● Requirement:
Answer with one number: how many lines have "Barrantes".

--- begin ---

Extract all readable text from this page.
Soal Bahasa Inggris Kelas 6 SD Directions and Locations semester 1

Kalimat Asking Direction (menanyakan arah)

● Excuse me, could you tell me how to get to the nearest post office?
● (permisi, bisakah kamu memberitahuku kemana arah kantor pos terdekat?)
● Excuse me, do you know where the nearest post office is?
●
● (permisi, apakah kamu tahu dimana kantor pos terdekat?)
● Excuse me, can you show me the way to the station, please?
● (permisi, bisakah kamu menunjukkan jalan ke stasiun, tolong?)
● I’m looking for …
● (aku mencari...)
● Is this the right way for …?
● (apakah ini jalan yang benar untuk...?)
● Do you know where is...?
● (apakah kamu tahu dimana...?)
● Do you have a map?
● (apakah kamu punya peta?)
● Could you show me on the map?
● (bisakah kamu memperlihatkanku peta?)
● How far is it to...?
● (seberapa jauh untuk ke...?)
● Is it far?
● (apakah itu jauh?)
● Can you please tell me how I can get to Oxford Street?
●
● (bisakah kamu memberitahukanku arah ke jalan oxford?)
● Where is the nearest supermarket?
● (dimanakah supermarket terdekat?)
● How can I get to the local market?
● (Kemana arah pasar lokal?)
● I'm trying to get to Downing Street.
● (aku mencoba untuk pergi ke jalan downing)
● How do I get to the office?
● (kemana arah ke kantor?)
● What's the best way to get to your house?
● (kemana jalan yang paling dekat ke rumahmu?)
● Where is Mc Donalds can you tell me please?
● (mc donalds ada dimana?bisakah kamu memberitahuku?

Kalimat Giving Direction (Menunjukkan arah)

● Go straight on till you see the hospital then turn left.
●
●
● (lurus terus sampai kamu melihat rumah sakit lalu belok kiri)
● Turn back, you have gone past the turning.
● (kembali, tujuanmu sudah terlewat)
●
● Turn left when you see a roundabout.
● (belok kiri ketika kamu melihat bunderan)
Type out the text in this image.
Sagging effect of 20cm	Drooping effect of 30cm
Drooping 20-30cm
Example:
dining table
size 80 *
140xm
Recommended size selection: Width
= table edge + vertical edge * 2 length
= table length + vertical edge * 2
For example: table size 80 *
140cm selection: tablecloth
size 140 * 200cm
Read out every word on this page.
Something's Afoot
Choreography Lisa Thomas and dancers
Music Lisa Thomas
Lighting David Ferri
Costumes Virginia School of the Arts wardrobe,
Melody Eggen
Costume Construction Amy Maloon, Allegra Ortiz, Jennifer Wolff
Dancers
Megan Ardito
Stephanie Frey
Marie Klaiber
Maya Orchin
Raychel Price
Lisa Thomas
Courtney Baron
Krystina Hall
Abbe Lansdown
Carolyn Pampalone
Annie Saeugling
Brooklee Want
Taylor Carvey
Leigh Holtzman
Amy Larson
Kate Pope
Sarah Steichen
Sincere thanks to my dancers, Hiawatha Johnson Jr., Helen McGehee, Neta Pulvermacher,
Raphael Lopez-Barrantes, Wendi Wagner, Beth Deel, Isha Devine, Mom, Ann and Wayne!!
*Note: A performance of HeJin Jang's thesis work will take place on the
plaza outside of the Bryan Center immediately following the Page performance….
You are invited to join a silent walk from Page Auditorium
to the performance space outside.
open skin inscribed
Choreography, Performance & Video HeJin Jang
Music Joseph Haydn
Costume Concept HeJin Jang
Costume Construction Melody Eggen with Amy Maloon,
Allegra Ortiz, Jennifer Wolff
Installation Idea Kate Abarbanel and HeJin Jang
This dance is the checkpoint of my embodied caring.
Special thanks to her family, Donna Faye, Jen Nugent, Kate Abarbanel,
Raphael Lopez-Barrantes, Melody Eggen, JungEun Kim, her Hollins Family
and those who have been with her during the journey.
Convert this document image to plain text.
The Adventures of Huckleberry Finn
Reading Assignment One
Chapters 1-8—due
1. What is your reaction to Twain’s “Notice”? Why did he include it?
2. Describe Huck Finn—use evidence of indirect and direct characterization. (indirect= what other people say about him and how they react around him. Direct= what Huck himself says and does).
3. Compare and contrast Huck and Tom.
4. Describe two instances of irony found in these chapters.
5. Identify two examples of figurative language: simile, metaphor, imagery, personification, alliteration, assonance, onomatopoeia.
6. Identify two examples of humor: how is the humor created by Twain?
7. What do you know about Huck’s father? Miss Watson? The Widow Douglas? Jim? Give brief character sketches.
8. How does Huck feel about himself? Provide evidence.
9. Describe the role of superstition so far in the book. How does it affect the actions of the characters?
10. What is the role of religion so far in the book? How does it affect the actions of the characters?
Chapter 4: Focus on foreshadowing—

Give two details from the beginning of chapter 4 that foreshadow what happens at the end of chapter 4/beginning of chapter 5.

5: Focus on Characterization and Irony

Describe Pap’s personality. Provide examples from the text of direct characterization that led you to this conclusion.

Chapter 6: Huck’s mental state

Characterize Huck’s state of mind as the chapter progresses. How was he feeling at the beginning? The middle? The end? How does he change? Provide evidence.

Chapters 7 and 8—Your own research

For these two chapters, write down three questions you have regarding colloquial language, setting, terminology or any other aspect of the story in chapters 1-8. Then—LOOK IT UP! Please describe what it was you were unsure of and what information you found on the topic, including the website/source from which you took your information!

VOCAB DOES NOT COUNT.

--- end ---

● Expected output:
2